DIRECTIVE.
Give back the full material, exactly as it reads.

◇ ◇ ◇ ◇ ◇ ◇ ◇

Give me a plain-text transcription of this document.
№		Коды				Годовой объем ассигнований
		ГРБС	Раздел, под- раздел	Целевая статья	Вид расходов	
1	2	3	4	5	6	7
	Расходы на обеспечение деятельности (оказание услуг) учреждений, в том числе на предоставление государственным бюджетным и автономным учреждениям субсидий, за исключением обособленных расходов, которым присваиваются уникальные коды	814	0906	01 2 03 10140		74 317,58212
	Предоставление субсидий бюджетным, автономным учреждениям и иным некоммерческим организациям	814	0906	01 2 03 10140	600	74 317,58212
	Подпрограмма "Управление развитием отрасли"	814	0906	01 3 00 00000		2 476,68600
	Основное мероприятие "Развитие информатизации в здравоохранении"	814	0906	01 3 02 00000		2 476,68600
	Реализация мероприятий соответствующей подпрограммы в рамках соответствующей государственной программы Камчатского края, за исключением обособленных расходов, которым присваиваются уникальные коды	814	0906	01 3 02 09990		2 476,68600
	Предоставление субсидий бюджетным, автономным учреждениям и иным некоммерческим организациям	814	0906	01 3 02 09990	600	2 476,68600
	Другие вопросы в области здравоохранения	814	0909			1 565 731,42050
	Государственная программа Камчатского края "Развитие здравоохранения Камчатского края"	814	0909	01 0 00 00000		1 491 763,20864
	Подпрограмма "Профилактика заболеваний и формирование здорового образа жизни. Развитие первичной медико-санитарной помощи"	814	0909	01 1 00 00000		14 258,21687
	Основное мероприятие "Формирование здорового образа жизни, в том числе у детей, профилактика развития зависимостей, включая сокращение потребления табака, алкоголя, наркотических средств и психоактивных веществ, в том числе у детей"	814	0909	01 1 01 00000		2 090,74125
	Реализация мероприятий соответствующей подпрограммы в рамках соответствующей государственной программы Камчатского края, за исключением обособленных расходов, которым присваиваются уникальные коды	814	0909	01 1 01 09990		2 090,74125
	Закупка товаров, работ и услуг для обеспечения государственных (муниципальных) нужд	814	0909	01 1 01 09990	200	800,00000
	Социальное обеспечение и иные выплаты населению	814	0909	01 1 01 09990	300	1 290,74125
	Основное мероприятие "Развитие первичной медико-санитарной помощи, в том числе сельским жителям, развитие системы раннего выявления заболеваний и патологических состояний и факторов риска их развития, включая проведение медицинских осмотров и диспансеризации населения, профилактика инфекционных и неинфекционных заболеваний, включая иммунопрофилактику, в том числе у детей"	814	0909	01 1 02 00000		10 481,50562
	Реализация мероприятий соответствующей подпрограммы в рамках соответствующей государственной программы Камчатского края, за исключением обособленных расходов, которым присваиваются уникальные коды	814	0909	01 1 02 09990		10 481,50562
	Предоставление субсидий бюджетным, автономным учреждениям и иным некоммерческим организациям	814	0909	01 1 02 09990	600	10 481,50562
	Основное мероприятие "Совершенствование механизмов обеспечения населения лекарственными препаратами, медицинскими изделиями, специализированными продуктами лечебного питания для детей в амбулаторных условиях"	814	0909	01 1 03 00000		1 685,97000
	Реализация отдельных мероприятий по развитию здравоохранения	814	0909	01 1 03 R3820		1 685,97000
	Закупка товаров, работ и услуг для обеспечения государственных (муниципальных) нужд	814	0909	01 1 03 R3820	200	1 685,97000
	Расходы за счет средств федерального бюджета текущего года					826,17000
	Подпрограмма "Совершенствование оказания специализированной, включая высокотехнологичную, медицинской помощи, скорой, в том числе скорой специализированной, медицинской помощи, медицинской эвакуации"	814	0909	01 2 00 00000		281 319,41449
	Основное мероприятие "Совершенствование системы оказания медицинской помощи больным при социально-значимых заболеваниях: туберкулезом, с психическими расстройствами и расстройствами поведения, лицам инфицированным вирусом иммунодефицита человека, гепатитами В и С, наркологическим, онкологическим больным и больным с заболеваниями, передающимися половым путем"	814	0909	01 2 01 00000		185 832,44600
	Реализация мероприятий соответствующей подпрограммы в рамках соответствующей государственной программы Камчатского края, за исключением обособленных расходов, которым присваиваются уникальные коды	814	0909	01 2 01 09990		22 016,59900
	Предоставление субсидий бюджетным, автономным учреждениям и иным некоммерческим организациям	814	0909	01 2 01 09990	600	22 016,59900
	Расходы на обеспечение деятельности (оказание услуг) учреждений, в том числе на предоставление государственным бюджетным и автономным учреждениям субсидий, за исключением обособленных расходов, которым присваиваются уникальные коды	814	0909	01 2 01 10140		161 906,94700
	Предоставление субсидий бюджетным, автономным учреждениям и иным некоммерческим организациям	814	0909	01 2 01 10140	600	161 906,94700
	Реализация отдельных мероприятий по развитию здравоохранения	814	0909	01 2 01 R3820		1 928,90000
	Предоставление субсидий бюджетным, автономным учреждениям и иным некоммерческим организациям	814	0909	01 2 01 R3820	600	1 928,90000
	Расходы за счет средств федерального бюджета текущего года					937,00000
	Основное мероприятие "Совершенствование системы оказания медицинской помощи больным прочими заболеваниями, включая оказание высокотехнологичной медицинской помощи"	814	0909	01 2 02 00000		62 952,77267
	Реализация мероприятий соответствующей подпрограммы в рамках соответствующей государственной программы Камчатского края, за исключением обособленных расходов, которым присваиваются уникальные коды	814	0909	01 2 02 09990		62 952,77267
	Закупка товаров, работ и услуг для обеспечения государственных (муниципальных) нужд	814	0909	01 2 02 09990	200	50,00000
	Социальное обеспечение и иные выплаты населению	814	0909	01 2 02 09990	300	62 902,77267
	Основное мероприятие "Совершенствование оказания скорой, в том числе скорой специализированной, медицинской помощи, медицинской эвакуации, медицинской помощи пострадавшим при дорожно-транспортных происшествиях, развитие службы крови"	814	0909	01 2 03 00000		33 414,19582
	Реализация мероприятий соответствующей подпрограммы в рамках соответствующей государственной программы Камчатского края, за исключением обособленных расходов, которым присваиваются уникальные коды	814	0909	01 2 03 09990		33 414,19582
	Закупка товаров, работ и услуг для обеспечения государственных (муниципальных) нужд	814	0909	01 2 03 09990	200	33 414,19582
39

◇ ◇ ◇ ◇ ◇ ◇ ◇

ANSWER IN FULL.
Give me a plain-text transcription of this document.
№		Коды				Годовой объем ассигнований
		ГРБС	Раздел, под- раздел	Целевая статья	Вид расходов	
1	2	3	4	5	6	7
	Расходы на обеспечение деятельности (оказание услуг) учреждений, в том числе на предоставление государственным бюджетным и автономным учреждениям субсидий, за исключением обособленных расходов, которым присваиваются уникальные коды	814	0906	01 2 03 10140		74 317,58212
	Предоставление субсидий бюджетным, автономным учреждениям и иным некоммерческим организациям	814	0906	01 2 03 10140	600	74 317,58212
	Подпрограмма "Управление развитием отрасли"	814	0906	01 3 00 00000		2 476,68600
	Основное мероприятие "Развитие информатизации в здравоохранении"	814	0906	01 3 02 00000		2 476,68600
	Реализация мероприятий соответствующей подпрограммы в рамках соответствующей государственной программы Камчатского края, за исключением обособленных расходов, которым присваиваются уникальные коды	814	0906	01 3 02 09990		2 476,68600
	Предоставление субсидий бюджетным, автономным учреждениям и иным некоммерческим организациям	814	0906	01 3 02 09990	600	2 476,68600
	Другие вопросы в области здравоохранения	814	0909			1 565 731,42050
	Государственная программа Камчатского края "Развитие здравоохранения Камчатского края"	814	0909	01 0 00 00000		1 491 763,20864
	Подпрограмма "Профилактика заболеваний и формирование здорового образа жизни. Развитие первичной медико-санитарной помощи"	814	0909	01 1 00 00000		14 258,21687
	Основное мероприятие "Формирование здорового образа жизни, в том числе у детей, профилактика развития зависимостей, включая сокращение потребления табака, алкоголя, наркотических средств и психоактивных веществ, в том числе у детей"	814	0909	01 1 01 00000		2 090,74125
	Реализация мероприятий соответствующей подпрограммы в рамках соответствующей государственной программы Камчатского края, за исключением обособленных расходов, которым присваиваются уникальные коды	814	0909	01 1 01 09990		2 090,74125
	Закупка товаров, работ и услуг для обеспечения государственных (муниципальных) нужд	814	0909	01 1 01 09990	200	800,00000
	Социальное обеспечение и иные выплаты населению	814	0909	01 1 01 09990	300	1 290,74125
	Основное мероприятие "Развитие первичной медико-санитарной помощи, в том числе сельским жителям, развитие системы раннего выявления заболеваний и патологических состояний и факторов риска их развития, включая проведение медицинских осмотров и диспансеризации населения, профилактика инфекционных и неинфекционных заболеваний, включая иммунопрофилактику, в том числе у детей"	814	0909	01 1 02 00000		10 481,50562
	Реализация мероприятий соответствующей подпрограммы в рамках соответствующей государственной программы Камчатского края, за исключением обособленных расходов, которым присваиваются уникальные коды	814	0909	01 1 02 09990		10 481,50562
	Предоставление субсидий бюджетным, автономным учреждениям и иным некоммерческим организациям	814	0909	01 1 02 09990	600	10 481,50562
	Основное мероприятие "Совершенствование механизмов обеспечения населения лекарственными препаратами, медицинскими изделиями, специализированными продуктами лечебного питания для детей в амбулаторных условиях"	814	0909	01 1 03 00000		1 685,97000
	Реализация отдельных мероприятий по развитию здравоохранения	814	0909	01 1 03 R3820		1 685,97000
	Закупка товаров, работ и услуг для обеспечения государственных (муниципальных) нужд	814	0909	01 1 03 R3820	200	1 685,97000
	Расходы за счет средств федерального бюджета текущего года					826,17000
	Подпрограмма "Совершенствование оказания специализированной, включая высокотехнологичную, медицинской помощи, скорой, в том числе скорой специализированной, медицинской помощи, медицинской эвакуации"	814	0909	01 2 00 00000		281 319,41449
	Основное мероприятие "Совершенствование системы оказания медицинской помощи больным при социально-значимых заболеваниях: туберкулезом, с психическими расстройствами и расстройствами поведения, лицам инфицированным вирусом иммунодефицита человека, гепатитами В и С, наркологическим, онкологическим больным и больным с заболеваниями, передающимися половым путем"	814	0909	01 2 01 00000		185 832,44600
	Реализация мероприятий соответствующей подпрограммы в рамках соответствующей государственной программы Камчатского края, за исключением обособленных расходов, которым присваиваются уникальные коды	814	0909	01 2 01 09990		22 016,59900
	Предоставление субсидий бюджетным, автономным учреждениям и иным некоммерческим организациям	814	0909	01 2 01 09990	600	22 016,59900
	Расходы на обеспечение деятельности (оказание услуг) учреждений, в том числе на предоставление государственным бюджетным и автономным учреждениям субсидий, за исключением обособленных расходов, которым присваиваются уникальные коды	814	0909	01 2 01 10140		161 906,94700
	Предоставление субсидий бюджетным, автономным учреждениям и иным некоммерческим организациям	814	0909	01 2 01 10140	600	161 906,94700
	Реализация отдельных мероприятий по развитию здравоохранения	814	0909	01 2 01 R3820		1 928,90000
	Предоставление субсидий бюджетным, автономным учреждениям и иным некоммерческим организациям	814	0909	01 2 01 R3820	600	1 928,90000
	Расходы за счет средств федерального бюджета текущего года					937,00000
	Основное мероприятие "Совершенствование системы оказания медицинской помощи больным прочими заболеваниями, включая оказание высокотехнологичной медицинской помощи"	814	0909	01 2 02 00000		62 952,77267
	Реализация мероприятий соответствующей подпрограммы в рамках соответствующей государственной программы Камчатского края, за исключением обособленных расходов, которым присваиваются уникальные коды	814	0909	01 2 02 09990		62 952,77267
	Закупка товаров, работ и услуг для обеспечения государственных (муниципальных) нужд	814	0909	01 2 02 09990	200	50,00000
	Социальное обеспечение и иные выплаты населению	814	0909	01 2 02 09990	300	62 902,77267
	Основное мероприятие "Совершенствование оказания скорой, в том числе скорой специализированной, медицинской помощи, медицинской эвакуации, медицинской помощи пострадавшим при дорожно-транспортных происшествиях, развитие службы крови"	814	0909	01 2 03 00000		33 414,19582
	Реализация мероприятий соответствующей подпрограммы в рамках соответствующей государственной программы Камчатского края, за исключением обособленных расходов, которым присваиваются уникальные коды	814	0909	01 2 03 09990		33 414,19582
	Закупка товаров, работ и услуг для обеспечения государственных (муниципальных) нужд	814	0909	01 2 03 09990	200	33 414,19582
39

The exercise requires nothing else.